START
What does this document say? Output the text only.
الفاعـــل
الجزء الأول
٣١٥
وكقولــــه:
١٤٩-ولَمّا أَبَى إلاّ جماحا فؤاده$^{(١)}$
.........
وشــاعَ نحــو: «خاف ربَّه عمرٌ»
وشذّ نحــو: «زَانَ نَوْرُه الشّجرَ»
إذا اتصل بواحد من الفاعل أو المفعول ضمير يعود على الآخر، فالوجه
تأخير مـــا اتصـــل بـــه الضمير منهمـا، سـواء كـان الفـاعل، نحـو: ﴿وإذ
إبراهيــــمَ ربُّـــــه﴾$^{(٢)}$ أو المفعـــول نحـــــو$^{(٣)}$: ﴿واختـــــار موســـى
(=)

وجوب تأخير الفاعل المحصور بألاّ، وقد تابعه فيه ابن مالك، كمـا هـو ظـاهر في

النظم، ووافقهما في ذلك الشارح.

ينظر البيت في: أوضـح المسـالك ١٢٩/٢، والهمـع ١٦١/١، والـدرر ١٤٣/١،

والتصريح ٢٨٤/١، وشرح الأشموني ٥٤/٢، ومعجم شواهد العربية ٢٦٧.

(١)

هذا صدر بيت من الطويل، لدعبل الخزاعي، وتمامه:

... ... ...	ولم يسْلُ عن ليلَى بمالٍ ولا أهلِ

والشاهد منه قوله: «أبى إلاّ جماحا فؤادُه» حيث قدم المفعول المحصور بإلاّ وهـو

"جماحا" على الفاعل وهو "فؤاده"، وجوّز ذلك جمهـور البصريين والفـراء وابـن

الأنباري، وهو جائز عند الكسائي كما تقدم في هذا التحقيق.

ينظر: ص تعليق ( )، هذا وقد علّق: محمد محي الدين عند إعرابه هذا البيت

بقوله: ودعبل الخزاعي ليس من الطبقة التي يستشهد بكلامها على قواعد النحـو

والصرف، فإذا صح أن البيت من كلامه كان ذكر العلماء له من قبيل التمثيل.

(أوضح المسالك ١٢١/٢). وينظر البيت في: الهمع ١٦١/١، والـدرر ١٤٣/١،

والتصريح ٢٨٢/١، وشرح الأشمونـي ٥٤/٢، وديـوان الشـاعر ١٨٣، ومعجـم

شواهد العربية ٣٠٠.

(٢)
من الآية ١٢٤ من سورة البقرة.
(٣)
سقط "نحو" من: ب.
END
▸ **What you have to do**: Output all records verbatim.

▸ **Task result**:
What does this document say? Output the text only.
الفاعـــل
الجزء الأول
٣١٥
وكقولــــه:
١٤٩-ولَمّا أَبَى إلاّ جماحا فؤاده$^{(١)}$
.........
وشــاعَ نحــو: «خاف ربَّه عمرٌ»
وشذّ نحــو: «زَانَ نَوْرُه الشّجرَ»
إذا اتصل بواحد من الفاعل أو المفعول ضمير يعود على الآخر، فالوجه
تأخير مـــا اتصـــل بـــه الضمير منهمـا، سـواء كـان الفـاعل، نحـو: ﴿وإذ
إبراهيــــمَ ربُّـــــه﴾$^{(٢)}$ أو المفعـــول نحـــــو$^{(٣)}$: ﴿واختـــــار موســـى
(=)

وجوب تأخير الفاعل المحصور بألاّ، وقد تابعه فيه ابن مالك، كمـا هـو ظـاهر في

النظم، ووافقهما في ذلك الشارح.

ينظر البيت في: أوضـح المسـالك ١٢٩/٢، والهمـع ١٦١/١، والـدرر ١٤٣/١،

والتصريح ٢٨٤/١، وشرح الأشموني ٥٤/٢، ومعجم شواهد العربية ٢٦٧.

(١)

هذا صدر بيت من الطويل، لدعبل الخزاعي، وتمامه:

... ... ...	ولم يسْلُ عن ليلَى بمالٍ ولا أهلِ

والشاهد منه قوله: «أبى إلاّ جماحا فؤادُه» حيث قدم المفعول المحصور بإلاّ وهـو

"جماحا" على الفاعل وهو "فؤاده"، وجوّز ذلك جمهـور البصريين والفـراء وابـن

الأنباري، وهو جائز عند الكسائي كما تقدم في هذا التحقيق.

ينظر: ص تعليق ( )، هذا وقد علّق: محمد محي الدين عند إعرابه هذا البيت

بقوله: ودعبل الخزاعي ليس من الطبقة التي يستشهد بكلامها على قواعد النحـو

والصرف، فإذا صح أن البيت من كلامه كان ذكر العلماء له من قبيل التمثيل.

(أوضح المسالك ١٢١/٢). وينظر البيت في: الهمع ١٦١/١، والـدرر ١٤٣/١،

والتصريح ٢٨٢/١، وشرح الأشمونـي ٥٤/٢، وديـوان الشـاعر ١٨٣، ومعجـم

شواهد العربية ٣٠٠.

(٢)
من الآية ١٢٤ من سورة البقرة.
(٣)
سقط "نحو" من: ب.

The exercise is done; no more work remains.